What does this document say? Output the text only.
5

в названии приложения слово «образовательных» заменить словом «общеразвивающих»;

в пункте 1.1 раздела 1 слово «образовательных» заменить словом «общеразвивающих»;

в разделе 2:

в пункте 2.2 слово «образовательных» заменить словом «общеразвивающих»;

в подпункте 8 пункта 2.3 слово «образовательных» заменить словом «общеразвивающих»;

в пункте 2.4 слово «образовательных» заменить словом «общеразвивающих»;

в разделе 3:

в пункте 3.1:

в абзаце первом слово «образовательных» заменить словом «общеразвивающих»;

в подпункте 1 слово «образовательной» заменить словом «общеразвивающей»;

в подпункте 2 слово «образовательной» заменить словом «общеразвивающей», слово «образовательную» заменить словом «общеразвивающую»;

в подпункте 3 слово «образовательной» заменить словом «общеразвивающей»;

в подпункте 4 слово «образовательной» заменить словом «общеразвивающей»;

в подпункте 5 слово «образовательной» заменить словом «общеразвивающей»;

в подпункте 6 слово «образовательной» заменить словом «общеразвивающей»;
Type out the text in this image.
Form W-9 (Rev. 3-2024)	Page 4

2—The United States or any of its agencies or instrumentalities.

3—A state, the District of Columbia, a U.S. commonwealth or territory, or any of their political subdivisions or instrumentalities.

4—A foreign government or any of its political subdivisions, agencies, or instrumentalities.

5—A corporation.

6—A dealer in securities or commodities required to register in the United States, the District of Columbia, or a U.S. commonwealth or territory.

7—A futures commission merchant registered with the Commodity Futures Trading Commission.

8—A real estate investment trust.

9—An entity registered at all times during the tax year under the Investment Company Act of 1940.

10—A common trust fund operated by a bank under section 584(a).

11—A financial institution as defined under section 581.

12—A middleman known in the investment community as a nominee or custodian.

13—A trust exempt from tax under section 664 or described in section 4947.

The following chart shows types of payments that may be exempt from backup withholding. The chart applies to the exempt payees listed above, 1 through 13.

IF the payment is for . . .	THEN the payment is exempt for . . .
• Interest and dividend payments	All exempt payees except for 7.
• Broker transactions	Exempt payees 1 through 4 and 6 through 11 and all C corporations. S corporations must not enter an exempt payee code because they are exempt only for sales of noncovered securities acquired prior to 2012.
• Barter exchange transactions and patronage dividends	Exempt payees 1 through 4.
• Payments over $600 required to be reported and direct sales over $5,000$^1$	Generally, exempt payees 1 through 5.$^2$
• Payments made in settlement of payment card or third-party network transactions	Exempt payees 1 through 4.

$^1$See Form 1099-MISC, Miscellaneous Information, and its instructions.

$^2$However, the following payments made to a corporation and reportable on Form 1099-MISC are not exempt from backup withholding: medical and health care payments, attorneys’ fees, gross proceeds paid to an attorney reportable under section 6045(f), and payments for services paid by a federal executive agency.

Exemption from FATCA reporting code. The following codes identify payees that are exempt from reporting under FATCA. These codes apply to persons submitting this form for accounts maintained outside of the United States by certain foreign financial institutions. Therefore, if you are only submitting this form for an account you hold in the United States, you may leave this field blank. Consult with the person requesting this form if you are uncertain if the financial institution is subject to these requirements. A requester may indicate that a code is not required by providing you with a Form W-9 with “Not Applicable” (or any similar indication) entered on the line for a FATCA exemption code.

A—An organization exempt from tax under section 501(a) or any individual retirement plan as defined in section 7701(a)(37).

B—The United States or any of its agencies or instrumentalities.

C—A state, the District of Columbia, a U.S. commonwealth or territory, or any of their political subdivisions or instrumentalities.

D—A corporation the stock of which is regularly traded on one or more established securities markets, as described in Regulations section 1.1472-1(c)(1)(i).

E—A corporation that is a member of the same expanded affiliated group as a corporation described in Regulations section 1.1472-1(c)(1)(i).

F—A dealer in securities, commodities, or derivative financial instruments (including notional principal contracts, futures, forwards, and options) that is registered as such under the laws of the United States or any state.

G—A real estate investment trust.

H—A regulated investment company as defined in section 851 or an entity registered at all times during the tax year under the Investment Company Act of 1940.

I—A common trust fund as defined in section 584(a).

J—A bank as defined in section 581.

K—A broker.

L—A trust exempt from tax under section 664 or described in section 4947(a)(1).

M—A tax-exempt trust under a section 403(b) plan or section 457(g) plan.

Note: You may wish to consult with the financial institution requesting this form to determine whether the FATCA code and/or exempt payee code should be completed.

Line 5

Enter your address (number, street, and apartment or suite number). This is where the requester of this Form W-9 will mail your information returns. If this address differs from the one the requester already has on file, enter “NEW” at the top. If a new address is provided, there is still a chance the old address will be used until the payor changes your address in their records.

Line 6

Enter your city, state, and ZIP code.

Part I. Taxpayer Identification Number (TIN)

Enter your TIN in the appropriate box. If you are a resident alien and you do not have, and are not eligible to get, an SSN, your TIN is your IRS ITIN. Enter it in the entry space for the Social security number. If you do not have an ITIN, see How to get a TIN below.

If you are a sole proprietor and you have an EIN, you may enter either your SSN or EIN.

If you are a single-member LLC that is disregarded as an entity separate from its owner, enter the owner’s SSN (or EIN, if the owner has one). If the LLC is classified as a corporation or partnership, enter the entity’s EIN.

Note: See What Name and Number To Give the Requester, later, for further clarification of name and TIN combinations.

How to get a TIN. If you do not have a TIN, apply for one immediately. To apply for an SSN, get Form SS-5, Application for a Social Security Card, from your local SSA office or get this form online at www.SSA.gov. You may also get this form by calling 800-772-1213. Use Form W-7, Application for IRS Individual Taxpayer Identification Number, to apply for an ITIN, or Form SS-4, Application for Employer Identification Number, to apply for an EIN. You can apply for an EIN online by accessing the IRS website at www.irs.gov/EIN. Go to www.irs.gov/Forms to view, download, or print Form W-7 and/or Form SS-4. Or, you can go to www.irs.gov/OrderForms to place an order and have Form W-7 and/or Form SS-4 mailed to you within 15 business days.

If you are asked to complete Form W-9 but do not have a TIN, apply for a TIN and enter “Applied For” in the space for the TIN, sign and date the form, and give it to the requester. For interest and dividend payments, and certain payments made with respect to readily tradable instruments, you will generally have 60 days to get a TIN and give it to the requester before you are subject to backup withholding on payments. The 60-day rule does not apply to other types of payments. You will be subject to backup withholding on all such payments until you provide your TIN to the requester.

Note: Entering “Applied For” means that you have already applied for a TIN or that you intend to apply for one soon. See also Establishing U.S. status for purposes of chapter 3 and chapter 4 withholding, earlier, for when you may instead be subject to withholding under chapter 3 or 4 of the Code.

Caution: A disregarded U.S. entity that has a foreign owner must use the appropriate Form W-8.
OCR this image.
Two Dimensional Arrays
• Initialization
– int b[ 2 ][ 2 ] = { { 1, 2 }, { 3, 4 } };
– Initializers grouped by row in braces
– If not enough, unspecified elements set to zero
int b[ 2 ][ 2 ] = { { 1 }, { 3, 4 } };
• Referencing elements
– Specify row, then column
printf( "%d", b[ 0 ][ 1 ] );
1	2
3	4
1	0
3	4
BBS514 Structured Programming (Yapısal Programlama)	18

------

▶ [Stated exercise]
Return the lines beginning at the one that contains "OCR this image." and continuing through the last line of the data, exactly as they stand and without any others.

▶ [Solution to this task]
OCR this image.
Two Dimensional Arrays
• Initialization
– int b[ 2 ][ 2 ] = { { 1, 2 }, { 3, 4 } };
– Initializers grouped by row in braces
– If not enough, unspecified elements set to zero
int b[ 2 ][ 2 ] = { { 1 }, { 3, 4 } };
• Referencing elements
– Specify row, then column
printf( "%d", b[ 0 ][ 1 ] );
1	2
3	4
1	0
3	4
BBS514 Structured Programming (Yapısal Programlama)	18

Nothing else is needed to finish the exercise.